▶ WHAT IS BEING ASKED: Scan the data below and pick out the lines containing the word "Chronic".

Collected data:
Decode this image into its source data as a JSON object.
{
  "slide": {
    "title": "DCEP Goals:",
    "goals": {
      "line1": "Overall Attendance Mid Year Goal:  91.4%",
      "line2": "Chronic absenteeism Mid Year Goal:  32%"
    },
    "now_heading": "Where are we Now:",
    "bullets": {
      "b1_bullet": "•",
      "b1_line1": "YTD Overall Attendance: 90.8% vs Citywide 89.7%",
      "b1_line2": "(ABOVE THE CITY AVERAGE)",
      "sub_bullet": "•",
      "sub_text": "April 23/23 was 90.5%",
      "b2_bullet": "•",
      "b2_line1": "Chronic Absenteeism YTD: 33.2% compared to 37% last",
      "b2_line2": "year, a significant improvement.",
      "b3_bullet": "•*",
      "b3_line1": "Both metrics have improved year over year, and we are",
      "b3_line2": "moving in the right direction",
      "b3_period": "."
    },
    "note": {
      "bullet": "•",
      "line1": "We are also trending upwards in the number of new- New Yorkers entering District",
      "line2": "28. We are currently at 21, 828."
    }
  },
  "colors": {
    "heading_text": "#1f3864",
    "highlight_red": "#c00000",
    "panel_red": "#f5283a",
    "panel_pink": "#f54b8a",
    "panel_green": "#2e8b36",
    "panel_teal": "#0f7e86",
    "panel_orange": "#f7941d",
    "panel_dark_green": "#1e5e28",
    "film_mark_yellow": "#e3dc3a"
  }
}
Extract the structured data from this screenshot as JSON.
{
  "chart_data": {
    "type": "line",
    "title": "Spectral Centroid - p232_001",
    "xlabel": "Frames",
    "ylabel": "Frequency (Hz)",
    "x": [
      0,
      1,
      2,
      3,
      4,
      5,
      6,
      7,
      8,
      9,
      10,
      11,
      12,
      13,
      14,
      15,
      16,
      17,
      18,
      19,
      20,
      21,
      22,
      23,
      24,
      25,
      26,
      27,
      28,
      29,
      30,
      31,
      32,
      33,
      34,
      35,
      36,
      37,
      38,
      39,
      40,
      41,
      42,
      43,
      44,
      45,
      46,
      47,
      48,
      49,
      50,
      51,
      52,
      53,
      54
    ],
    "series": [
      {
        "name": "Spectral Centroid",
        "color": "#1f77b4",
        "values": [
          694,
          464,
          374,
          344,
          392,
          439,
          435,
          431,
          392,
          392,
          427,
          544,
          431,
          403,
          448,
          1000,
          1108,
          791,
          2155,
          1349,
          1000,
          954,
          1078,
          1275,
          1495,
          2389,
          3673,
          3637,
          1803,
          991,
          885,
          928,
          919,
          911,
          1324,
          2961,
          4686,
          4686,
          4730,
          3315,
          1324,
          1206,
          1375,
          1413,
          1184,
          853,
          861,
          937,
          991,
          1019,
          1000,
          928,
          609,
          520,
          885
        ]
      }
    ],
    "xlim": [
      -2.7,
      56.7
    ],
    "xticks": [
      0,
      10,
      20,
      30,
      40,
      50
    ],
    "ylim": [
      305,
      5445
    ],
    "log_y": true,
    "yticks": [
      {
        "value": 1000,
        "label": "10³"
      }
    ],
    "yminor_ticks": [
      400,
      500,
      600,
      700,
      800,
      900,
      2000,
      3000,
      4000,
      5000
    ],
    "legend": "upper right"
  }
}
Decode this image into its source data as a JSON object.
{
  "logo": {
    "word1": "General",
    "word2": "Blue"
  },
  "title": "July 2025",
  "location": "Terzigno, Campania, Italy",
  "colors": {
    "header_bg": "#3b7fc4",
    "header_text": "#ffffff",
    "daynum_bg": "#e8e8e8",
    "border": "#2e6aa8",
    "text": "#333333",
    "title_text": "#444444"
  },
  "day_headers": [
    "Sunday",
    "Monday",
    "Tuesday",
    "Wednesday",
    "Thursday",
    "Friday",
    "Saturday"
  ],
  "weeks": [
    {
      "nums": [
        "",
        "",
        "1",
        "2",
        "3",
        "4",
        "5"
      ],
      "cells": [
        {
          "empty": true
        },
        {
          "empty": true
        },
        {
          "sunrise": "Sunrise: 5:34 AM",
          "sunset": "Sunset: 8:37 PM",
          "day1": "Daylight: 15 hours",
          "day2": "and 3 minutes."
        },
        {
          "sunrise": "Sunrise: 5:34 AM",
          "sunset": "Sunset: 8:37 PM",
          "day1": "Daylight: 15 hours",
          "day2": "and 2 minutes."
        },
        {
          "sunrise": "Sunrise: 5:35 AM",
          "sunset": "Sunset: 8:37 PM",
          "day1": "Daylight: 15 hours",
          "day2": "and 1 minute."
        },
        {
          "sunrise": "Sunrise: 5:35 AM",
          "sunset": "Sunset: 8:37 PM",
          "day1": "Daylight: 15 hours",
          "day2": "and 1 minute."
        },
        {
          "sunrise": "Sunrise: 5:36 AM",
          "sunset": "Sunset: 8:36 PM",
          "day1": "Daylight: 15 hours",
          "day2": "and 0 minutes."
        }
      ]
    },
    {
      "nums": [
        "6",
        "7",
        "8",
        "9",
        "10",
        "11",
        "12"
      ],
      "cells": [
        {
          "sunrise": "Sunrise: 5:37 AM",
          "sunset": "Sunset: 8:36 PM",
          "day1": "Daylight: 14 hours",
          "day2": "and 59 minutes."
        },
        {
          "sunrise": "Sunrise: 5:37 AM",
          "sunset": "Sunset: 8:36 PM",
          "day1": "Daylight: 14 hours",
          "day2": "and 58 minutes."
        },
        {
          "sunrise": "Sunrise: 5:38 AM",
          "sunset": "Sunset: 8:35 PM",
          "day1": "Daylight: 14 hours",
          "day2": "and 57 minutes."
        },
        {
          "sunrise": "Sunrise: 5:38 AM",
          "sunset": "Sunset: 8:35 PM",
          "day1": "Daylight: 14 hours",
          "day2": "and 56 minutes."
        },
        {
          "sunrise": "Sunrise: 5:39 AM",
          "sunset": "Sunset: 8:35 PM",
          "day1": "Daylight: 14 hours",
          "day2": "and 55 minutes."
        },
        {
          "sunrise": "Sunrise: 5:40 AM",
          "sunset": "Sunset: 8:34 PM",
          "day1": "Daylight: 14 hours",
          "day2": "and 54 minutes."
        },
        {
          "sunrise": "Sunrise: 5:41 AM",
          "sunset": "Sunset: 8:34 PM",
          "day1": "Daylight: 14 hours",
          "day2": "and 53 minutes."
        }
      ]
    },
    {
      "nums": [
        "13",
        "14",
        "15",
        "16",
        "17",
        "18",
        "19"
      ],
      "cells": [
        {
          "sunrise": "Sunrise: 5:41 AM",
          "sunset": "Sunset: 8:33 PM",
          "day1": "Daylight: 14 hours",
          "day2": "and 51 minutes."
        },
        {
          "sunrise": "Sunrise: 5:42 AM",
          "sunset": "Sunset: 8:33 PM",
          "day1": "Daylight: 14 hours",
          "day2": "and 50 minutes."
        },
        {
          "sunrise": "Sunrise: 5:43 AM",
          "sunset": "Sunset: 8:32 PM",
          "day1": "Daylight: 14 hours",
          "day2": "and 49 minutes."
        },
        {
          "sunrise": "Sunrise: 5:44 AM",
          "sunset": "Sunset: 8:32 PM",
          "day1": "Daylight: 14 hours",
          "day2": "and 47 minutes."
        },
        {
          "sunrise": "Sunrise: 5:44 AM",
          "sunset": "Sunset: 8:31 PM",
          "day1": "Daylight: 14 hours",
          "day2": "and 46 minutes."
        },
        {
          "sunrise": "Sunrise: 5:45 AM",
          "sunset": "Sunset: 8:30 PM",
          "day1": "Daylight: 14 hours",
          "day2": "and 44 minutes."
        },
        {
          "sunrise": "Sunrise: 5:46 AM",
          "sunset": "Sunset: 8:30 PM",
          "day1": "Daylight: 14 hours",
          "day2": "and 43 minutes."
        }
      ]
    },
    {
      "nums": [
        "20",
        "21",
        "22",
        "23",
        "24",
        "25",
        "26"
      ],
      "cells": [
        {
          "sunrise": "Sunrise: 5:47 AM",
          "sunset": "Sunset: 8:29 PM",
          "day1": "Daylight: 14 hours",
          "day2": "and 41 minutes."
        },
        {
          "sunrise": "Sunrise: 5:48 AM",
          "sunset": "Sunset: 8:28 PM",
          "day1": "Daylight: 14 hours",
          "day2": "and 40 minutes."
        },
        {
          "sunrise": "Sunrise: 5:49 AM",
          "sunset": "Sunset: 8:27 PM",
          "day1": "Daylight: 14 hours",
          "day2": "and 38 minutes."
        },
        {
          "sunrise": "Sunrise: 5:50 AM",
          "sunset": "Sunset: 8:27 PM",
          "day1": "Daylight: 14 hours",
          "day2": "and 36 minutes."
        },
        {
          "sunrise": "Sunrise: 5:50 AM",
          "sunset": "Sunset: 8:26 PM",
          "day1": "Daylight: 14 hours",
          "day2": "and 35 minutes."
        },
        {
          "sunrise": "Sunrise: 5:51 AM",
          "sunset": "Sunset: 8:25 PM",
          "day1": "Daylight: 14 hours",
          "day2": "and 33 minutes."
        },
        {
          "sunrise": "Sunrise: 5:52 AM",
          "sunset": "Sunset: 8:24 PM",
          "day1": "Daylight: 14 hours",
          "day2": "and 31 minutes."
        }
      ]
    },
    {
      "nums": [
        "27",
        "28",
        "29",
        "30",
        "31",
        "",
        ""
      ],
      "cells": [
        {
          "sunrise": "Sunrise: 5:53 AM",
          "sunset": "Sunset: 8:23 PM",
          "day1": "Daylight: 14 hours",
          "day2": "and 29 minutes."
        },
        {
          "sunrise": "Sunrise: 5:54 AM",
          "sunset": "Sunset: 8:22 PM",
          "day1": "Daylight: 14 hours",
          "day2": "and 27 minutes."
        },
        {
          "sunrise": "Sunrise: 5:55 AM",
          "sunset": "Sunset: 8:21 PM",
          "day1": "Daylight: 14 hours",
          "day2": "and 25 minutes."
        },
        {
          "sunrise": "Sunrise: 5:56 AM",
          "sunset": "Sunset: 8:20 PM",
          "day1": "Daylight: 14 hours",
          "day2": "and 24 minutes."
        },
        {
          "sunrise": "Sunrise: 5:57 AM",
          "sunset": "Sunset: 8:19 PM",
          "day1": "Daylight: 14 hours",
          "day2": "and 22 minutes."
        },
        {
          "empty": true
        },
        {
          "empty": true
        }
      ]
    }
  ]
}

▶ FINISHED EXERCISE:
      "line2": "Chronic absenteeism Mid Year Goal:  32%"
      "b2_line1": "Chronic Absenteeism YTD: 33.2% compared to 37% last",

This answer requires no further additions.